_Work to be completed_.
Copy out each line of the material below that holds the string "content".

_Records shown_.
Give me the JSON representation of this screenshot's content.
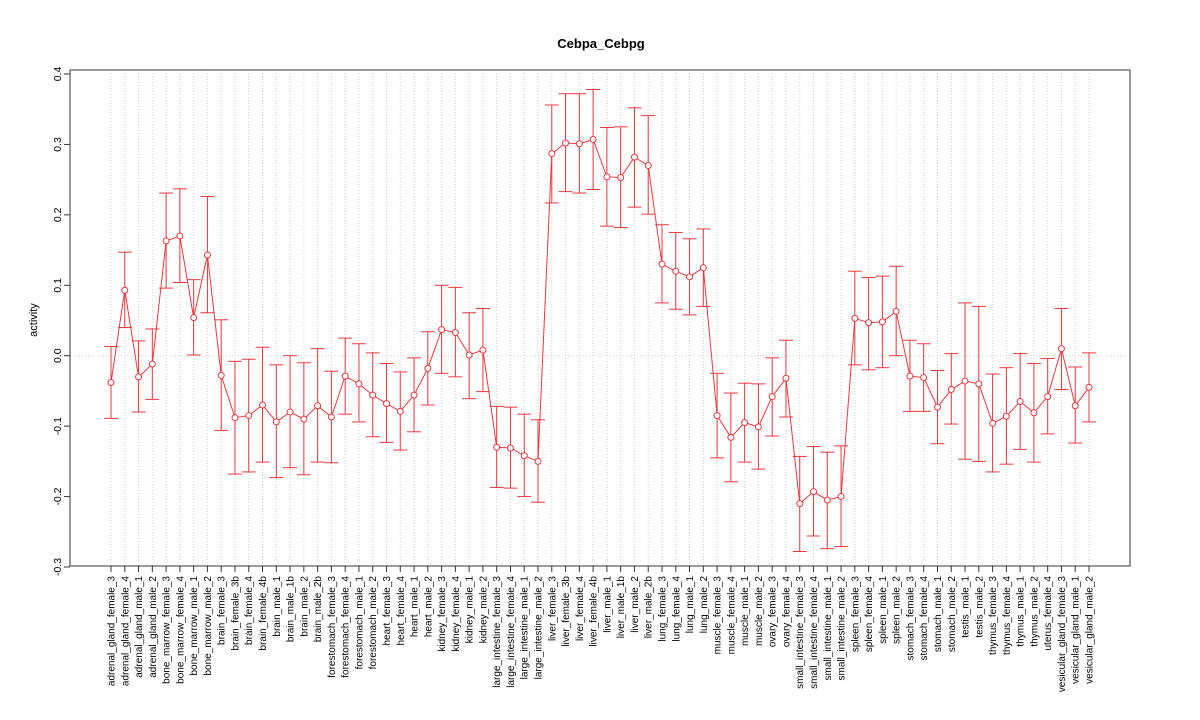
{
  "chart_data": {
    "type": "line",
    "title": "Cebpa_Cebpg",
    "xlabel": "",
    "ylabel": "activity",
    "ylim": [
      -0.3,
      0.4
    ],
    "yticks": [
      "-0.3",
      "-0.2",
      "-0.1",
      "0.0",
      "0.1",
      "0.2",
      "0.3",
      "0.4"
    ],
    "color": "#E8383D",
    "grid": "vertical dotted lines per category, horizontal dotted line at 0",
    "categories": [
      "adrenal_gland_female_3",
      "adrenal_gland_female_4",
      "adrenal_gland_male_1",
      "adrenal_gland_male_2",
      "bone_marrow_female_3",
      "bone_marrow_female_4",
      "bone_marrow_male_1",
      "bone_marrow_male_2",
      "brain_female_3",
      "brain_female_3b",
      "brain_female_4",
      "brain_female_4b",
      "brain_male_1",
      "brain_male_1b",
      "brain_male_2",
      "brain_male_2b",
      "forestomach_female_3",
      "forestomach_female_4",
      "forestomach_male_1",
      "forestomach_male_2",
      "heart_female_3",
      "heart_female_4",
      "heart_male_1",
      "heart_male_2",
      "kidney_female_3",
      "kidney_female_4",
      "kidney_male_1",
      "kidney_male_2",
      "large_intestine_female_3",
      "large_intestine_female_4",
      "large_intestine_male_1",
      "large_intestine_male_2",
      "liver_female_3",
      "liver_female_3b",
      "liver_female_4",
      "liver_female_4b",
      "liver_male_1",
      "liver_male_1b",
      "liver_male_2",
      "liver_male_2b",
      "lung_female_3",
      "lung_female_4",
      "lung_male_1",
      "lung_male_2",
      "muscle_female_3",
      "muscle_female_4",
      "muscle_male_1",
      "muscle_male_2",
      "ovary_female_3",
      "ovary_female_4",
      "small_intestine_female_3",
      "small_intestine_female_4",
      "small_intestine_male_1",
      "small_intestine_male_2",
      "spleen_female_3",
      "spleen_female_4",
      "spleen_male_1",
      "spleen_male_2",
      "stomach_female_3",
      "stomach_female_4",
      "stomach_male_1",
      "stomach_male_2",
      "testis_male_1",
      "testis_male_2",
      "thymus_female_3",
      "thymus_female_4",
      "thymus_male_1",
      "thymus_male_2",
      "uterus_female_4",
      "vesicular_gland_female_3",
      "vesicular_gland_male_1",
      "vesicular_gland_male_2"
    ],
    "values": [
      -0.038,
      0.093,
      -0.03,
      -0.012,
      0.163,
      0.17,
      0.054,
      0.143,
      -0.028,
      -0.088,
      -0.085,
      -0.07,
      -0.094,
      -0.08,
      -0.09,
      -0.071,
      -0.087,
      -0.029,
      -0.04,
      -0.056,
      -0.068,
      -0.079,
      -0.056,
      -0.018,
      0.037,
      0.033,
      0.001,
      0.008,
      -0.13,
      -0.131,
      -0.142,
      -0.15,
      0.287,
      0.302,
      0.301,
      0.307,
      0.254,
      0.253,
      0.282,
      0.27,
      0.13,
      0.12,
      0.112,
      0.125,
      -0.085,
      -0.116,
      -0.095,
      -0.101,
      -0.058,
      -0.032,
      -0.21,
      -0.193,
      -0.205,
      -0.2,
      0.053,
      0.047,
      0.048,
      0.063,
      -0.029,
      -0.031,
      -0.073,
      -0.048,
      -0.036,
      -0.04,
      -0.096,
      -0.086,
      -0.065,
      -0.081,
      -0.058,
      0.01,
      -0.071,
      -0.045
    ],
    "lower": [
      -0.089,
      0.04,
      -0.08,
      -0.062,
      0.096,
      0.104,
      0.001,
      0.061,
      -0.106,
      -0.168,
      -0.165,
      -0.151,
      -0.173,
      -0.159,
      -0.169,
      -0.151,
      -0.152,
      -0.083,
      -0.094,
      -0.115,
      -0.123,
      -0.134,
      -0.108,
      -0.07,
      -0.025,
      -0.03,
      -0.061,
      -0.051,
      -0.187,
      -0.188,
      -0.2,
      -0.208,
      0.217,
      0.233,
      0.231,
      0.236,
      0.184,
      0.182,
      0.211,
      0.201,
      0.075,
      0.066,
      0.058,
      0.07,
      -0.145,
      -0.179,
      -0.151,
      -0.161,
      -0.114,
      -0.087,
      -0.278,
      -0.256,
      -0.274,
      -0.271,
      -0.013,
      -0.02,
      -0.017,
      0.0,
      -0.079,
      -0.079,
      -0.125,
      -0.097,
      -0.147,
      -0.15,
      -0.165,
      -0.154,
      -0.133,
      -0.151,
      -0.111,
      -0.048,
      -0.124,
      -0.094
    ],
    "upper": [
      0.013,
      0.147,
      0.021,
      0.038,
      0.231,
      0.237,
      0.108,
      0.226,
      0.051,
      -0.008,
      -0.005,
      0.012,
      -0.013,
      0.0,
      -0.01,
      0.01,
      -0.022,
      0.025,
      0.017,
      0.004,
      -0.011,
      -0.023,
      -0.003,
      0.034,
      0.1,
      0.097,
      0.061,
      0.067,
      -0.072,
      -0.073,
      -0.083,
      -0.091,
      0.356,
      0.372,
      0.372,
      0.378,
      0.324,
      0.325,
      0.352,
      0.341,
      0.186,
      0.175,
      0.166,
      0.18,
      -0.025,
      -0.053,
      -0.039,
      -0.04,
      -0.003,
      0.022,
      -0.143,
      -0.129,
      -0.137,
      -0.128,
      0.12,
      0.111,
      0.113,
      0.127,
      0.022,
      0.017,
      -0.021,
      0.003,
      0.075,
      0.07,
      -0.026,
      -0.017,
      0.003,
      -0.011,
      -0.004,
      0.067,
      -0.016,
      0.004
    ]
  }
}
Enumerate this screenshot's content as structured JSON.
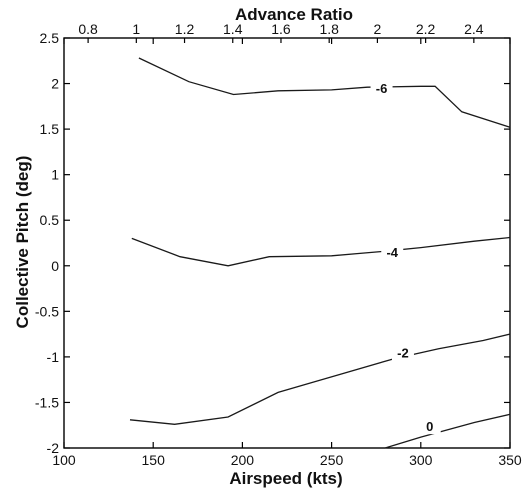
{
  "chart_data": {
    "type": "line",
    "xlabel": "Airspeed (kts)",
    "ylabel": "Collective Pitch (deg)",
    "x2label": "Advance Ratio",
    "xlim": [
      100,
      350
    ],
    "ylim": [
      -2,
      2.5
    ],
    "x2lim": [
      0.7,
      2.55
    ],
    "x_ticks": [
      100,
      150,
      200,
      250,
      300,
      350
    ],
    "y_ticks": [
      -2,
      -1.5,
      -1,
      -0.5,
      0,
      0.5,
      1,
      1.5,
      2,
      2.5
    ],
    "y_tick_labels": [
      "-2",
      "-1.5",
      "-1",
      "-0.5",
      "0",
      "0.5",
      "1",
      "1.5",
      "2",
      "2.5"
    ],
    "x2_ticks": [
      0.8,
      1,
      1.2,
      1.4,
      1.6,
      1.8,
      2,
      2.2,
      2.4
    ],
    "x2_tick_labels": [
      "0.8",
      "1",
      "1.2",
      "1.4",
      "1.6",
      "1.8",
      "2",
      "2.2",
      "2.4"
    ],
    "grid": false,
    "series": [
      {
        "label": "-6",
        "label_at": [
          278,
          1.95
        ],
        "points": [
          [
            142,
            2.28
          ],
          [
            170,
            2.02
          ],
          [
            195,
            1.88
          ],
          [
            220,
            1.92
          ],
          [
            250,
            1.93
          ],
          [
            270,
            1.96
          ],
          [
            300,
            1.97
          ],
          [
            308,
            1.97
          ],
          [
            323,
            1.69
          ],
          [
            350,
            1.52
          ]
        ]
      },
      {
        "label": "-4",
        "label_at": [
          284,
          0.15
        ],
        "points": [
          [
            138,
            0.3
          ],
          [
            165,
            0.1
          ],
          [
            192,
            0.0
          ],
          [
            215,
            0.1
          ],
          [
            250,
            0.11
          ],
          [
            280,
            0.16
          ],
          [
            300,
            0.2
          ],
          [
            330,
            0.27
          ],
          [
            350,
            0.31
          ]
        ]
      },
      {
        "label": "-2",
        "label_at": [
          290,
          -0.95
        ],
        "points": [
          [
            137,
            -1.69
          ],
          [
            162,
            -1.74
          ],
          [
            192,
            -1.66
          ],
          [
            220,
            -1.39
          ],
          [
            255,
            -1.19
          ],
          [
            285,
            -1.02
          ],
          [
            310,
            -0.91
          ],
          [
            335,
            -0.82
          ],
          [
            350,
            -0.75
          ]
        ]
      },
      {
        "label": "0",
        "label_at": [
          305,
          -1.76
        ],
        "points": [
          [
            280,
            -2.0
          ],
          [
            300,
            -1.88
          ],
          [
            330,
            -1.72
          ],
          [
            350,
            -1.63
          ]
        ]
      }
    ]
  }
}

_Exercise answer_.
Give me the JSON representation of this screenshot's content.
Enumerate this screenshot's content as structured JSON.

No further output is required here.